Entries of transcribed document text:
▽

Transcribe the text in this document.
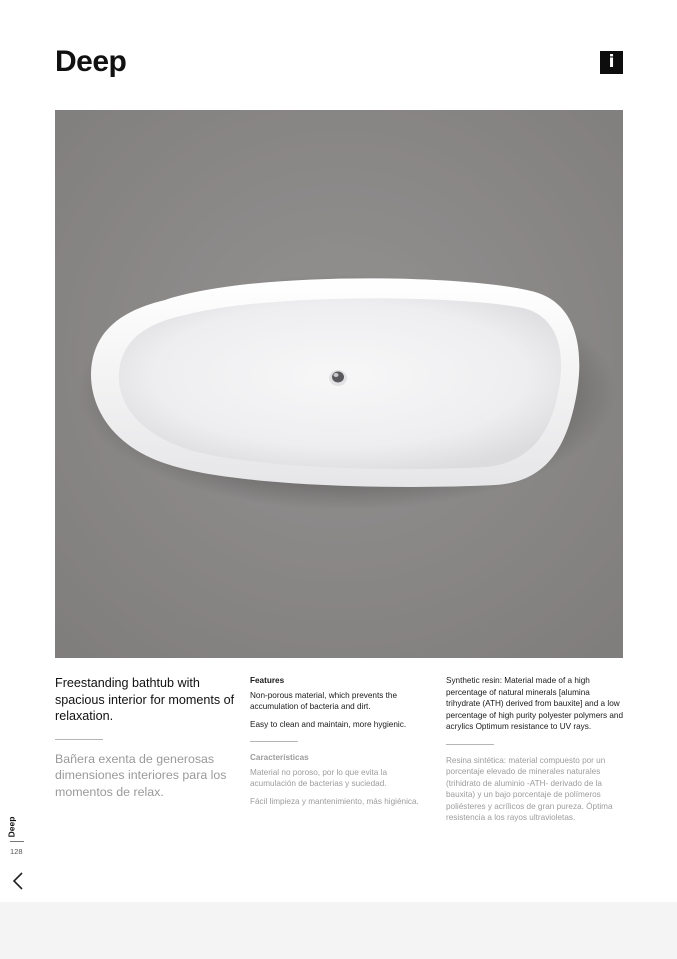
Deep	i

Freestanding bathtub with spacious interior for moments of relaxation.

Bañera exenta de generosas dimensiones interiores para los momentos de relax.

Features

Non-porous material, which prevents the accumulation of bacteria and dirt.

Easy to clean and maintain, more hygienic.

Características

Material no poroso, por lo que evita la acumulación de bacterias y suciedad.

Fácil limpieza y mantenimiento, más higiénica.

Synthetic resin: Material made of a high percentage of natural minerals [alumina trihydrate (ATH) derived from bauxite] and a low percentage of high purity polyester polymers and acrylics Optimum resistance to UV rays.

Resina sintética: material compuesto por un porcentaje elevado de minerales naturales (trihidrato de aluminio -ATH- derivado de la bauxita) y un bajo porcentaje de polímeros poliésteres y acrílicos de gran pureza. Óptima resistencia a los rayos ultravioletas.

Deep
128
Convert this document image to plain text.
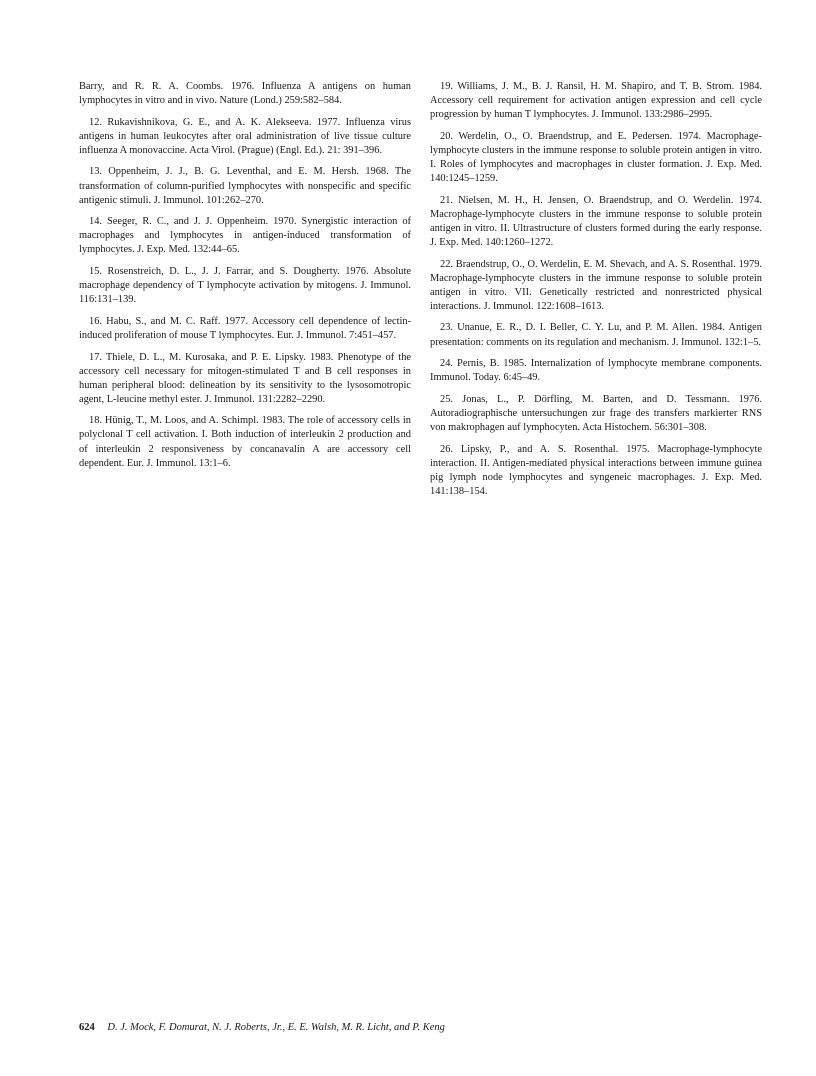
Barry, and R. R. A. Coombs. 1976. Influenza A antigens on human lymphocytes in vitro and in vivo. Nature (Lond.) 259:582–584.

12. Rukavishnikova, G. E., and A. K. Alekseeva. 1977. Influenza virus antigens in human leukocytes after oral administration of live tissue culture influenza A monovaccine. Acta Virol. (Prague) (Engl. Ed.). 21: 391–396.

13. Oppenheim, J. J., B. G. Leventhal, and E. M. Hersh. 1968. The transformation of column-purified lymphocytes with nonspecific and specific antigenic stimuli. J. Immunol. 101:262–270.

14. Seeger, R. C., and J. J. Oppenheim. 1970. Synergistic interaction of macrophages and lymphocytes in antigen-induced transformation of lymphocytes. J. Exp. Med. 132:44–65.

15. Rosenstreich, D. L., J. J. Farrar, and S. Dougherty. 1976. Absolute macrophage dependency of T lymphocyte activation by mitogens. J. Immunol. 116:131–139.

16. Habu, S., and M. C. Raff. 1977. Accessory cell dependence of lectin-induced proliferation of mouse T lymphocytes. Eur. J. Immunol. 7:451–457.

17. Thiele, D. L., M. Kurosaka, and P. E. Lipsky. 1983. Phenotype of the accessory cell necessary for mitogen-stimulated T and B cell responses in human peripheral blood: delineation by its sensitivity to the lysosomotropic agent, L-leucine methyl ester. J. Immunol. 131:2282–2290.

18. Hünig, T., M. Loos, and A. Schimpl. 1983. The role of accessory cells in polyclonal T cell activation. I. Both induction of interleukin 2 production and of interleukin 2 responsiveness by concanavalin A are accessory cell dependent. Eur. J. Immunol. 13:1–6.

19. Williams, J. M., B. J. Ransil, H. M. Shapiro, and T. B. Strom. 1984. Accessory cell requirement for activation antigen expression and cell cycle progression by human T lymphocytes. J. Immunol. 133:2986–2995.

20. Werdelin, O., O. Braendstrup, and E. Pedersen. 1974. Macrophage-lymphocyte clusters in the immune response to soluble protein antigen in vitro. I. Roles of lymphocytes and macrophages in cluster formation. J. Exp. Med. 140:1245–1259.

21. Nielsen, M. H., H. Jensen, O. Braendstrup, and O. Werdelin. 1974. Macrophage-lymphocyte clusters in the immune response to soluble protein antigen in vitro. II. Ultrastructure of clusters formed during the early response. J. Exp. Med. 140:1260–1272.

22. Braendstrup, O., O. Werdelin, E. M. Shevach, and A. S. Rosenthal. 1979. Macrophage-lymphocyte clusters in the immune response to soluble protein antigen in vitro. VII. Genetically restricted and nonrestricted physical interactions. J. Immunol. 122:1608–1613.

23. Unanue, E. R., D. I. Beller, C. Y. Lu, and P. M. Allen. 1984. Antigen presentation: comments on its regulation and mechanism. J. Immunol. 132:1–5.

24. Pernis, B. 1985. Internalization of lymphocyte membrane components. Immunol. Today. 6:45–49.

25. Jonas, L., P. Dörfling, M. Barten, and D. Tessmann. 1976. Autoradiographische untersuchungen zur frage des transfers markierter RNS von makrophagen auf lymphocyten. Acta Histochem. 56:301–308.

26. Lipsky, P., and A. S. Rosenthal. 1975. Macrophage-lymphocyte interaction. II. Antigen-mediated physical interactions between immune guinea pig lymph node lymphocytes and syngeneic macrophages. J. Exp. Med. 141:138–154.

624 D. J. Mock, F. Domurat, N. J. Roberts, Jr., E. E. Walsh, M. R. Licht, and P. Keng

△

Exercise prompt:
Could the data above be repeated exactly, with every picture dropped?

Solution to this exercise:
Transcribe the text in this document.
Deep	i

Freestanding bathtub with spacious interior for moments of relaxation.

Bañera exenta de generosas dimensiones interiores para los momentos de relax.

Features

Non-porous material, which prevents the accumulation of bacteria and dirt.

Easy to clean and maintain, more hygienic.

Características

Material no poroso, por lo que evita la acumulación de bacterias y suciedad.

Fácil limpieza y mantenimiento, más higiénica.

Synthetic resin: Material made of a high percentage of natural minerals [alumina trihydrate (ATH) derived from bauxite] and a low percentage of high purity polyester polymers and acrylics Optimum resistance to UV rays.

Resina sintética: material compuesto por un porcentaje elevado de minerales naturales (trihidrato de aluminio -ATH- derivado de la bauxita) y un bajo porcentaje de polímeros poliésteres y acrílicos de gran pureza. Óptima resistencia a los rayos ultravioletas.

Deep
128
Convert this document image to plain text.
Barry, and R. R. A. Coombs. 1976. Influenza A antigens on human lymphocytes in vitro and in vivo. Nature (Lond.) 259:582–584.

12. Rukavishnikova, G. E., and A. K. Alekseeva. 1977. Influenza virus antigens in human leukocytes after oral administration of live tissue culture influenza A monovaccine. Acta Virol. (Prague) (Engl. Ed.). 21: 391–396.

13. Oppenheim, J. J., B. G. Leventhal, and E. M. Hersh. 1968. The transformation of column-purified lymphocytes with nonspecific and specific antigenic stimuli. J. Immunol. 101:262–270.

14. Seeger, R. C., and J. J. Oppenheim. 1970. Synergistic interaction of macrophages and lymphocytes in antigen-induced transformation of lymphocytes. J. Exp. Med. 132:44–65.

15. Rosenstreich, D. L., J. J. Farrar, and S. Dougherty. 1976. Absolute macrophage dependency of T lymphocyte activation by mitogens. J. Immunol. 116:131–139.

16. Habu, S., and M. C. Raff. 1977. Accessory cell dependence of lectin-induced proliferation of mouse T lymphocytes. Eur. J. Immunol. 7:451–457.

17. Thiele, D. L., M. Kurosaka, and P. E. Lipsky. 1983. Phenotype of the accessory cell necessary for mitogen-stimulated T and B cell responses in human peripheral blood: delineation by its sensitivity to the lysosomotropic agent, L-leucine methyl ester. J. Immunol. 131:2282–2290.

18. Hünig, T., M. Loos, and A. Schimpl. 1983. The role of accessory cells in polyclonal T cell activation. I. Both induction of interleukin 2 production and of interleukin 2 responsiveness by concanavalin A are accessory cell dependent. Eur. J. Immunol. 13:1–6.

19. Williams, J. M., B. J. Ransil, H. M. Shapiro, and T. B. Strom. 1984. Accessory cell requirement for activation antigen expression and cell cycle progression by human T lymphocytes. J. Immunol. 133:2986–2995.

20. Werdelin, O., O. Braendstrup, and E. Pedersen. 1974. Macrophage-lymphocyte clusters in the immune response to soluble protein antigen in vitro. I. Roles of lymphocytes and macrophages in cluster formation. J. Exp. Med. 140:1245–1259.

21. Nielsen, M. H., H. Jensen, O. Braendstrup, and O. Werdelin. 1974. Macrophage-lymphocyte clusters in the immune response to soluble protein antigen in vitro. II. Ultrastructure of clusters formed during the early response. J. Exp. Med. 140:1260–1272.

22. Braendstrup, O., O. Werdelin, E. M. Shevach, and A. S. Rosenthal. 1979. Macrophage-lymphocyte clusters in the immune response to soluble protein antigen in vitro. VII. Genetically restricted and nonrestricted physical interactions. J. Immunol. 122:1608–1613.

23. Unanue, E. R., D. I. Beller, C. Y. Lu, and P. M. Allen. 1984. Antigen presentation: comments on its regulation and mechanism. J. Immunol. 132:1–5.

24. Pernis, B. 1985. Internalization of lymphocyte membrane components. Immunol. Today. 6:45–49.

25. Jonas, L., P. Dörfling, M. Barten, and D. Tessmann. 1976. Autoradiographische untersuchungen zur frage des transfers markierter RNS von makrophagen auf lymphocyten. Acta Histochem. 56:301–308.

26. Lipsky, P., and A. S. Rosenthal. 1975. Macrophage-lymphocyte interaction. II. Antigen-mediated physical interactions between immune guinea pig lymph node lymphocytes and syngeneic macrophages. J. Exp. Med. 141:138–154.

624 D. J. Mock, F. Domurat, N. J. Roberts, Jr., E. E. Walsh, M. R. Licht, and P. Keng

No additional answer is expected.